▸ Your goal
Write the data out again, character for character, with no images.

Supplied information start

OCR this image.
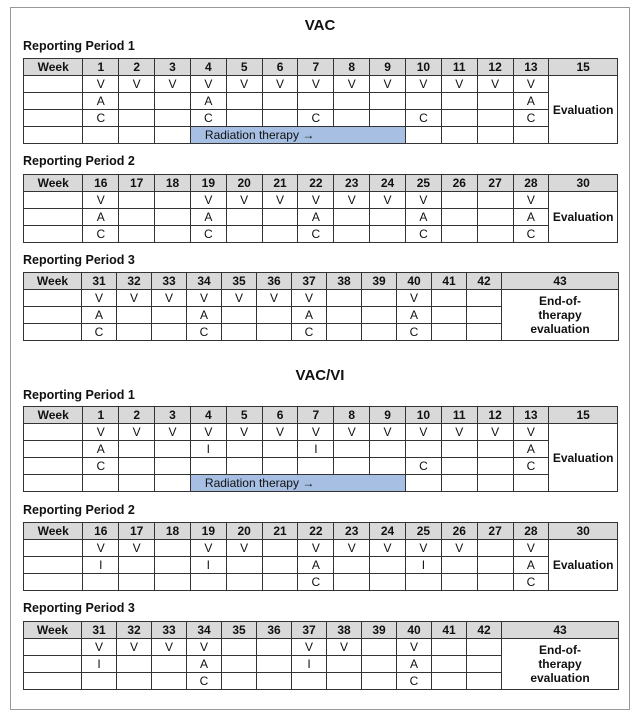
VAC
Reporting Period 1
Week	1	2	3	4	5	6	7	8	9	10	11	12	13	15
	V	V	V	V	V	V	V	V	V	V	V	V	V	Evaluation
	A			A									A	
	C			C			C			C			C	
				Radiation therapy →										
Reporting Period 2
Week	16	17	18	19	20	21	22	23	24	25	26	27	28	30
	V			V	V	V	V	V	V	V			V	Evaluation
	A			A			A			A			A	
	C			C			C			C			C	
Reporting Period 3
Week	31	32	33	34	35	36	37	38	39	40	41	42	43
	V	V	V	V	V	V	V			V			End-of-therapy evaluation
	A			A			A			A			
	C			C			C			C			
VAC/VI
Reporting Period 1
Week	1	2	3	4	5	6	7	8	9	10	11	12	13	15
	V	V	V	V	V	V	V	V	V	V	V	V	V	Evaluation
	A			I			I						A	
	C									C			C	
				Radiation therapy →										
Reporting Period 2
Week	16	17	18	19	20	21	22	23	24	25	26	27	28	30
	V	V		V	V		V	V	V	V	V		V	Evaluation
	I			I			A			I			A	
							C						C	
Reporting Period 3
Week	31	32	33	34	35	36	37	38	39	40	41	42	43
	V	V	V	V			V	V		V			End-of-therapy evaluation
	I			A			I			A			
				C						C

Supplied information end

▸ Response for this exercise
OCR this image.
VAC
Reporting Period 1
Week	1	2	3	4	5	6	7	8	9	10	11	12	13	15
	V	V	V	V	V	V	V	V	V	V	V	V	V	Evaluation
	A			A									A	
	C			C			C			C			C	
				Radiation therapy →										
Reporting Period 2
Week	16	17	18	19	20	21	22	23	24	25	26	27	28	30
	V			V	V	V	V	V	V	V			V	Evaluation
	A			A			A			A			A	
	C			C			C			C			C	
Reporting Period 3
Week	31	32	33	34	35	36	37	38	39	40	41	42	43
	V	V	V	V	V	V	V			V			End-of-therapy evaluation
	A			A			A			A			
	C			C			C			C			
VAC/VI
Reporting Period 1
Week	1	2	3	4	5	6	7	8	9	10	11	12	13	15
	V	V	V	V	V	V	V	V	V	V	V	V	V	Evaluation
	A			I			I						A	
	C									C			C	
				Radiation therapy →										
Reporting Period 2
Week	16	17	18	19	20	21	22	23	24	25	26	27	28	30
	V	V		V	V		V	V	V	V	V		V	Evaluation
	I			I			A			I			A	
							C						C	
Reporting Period 3
Week	31	32	33	34	35	36	37	38	39	40	41	42	43
	V	V	V	V			V	V		V			End-of-therapy evaluation
	I			A			I			A			
				C						C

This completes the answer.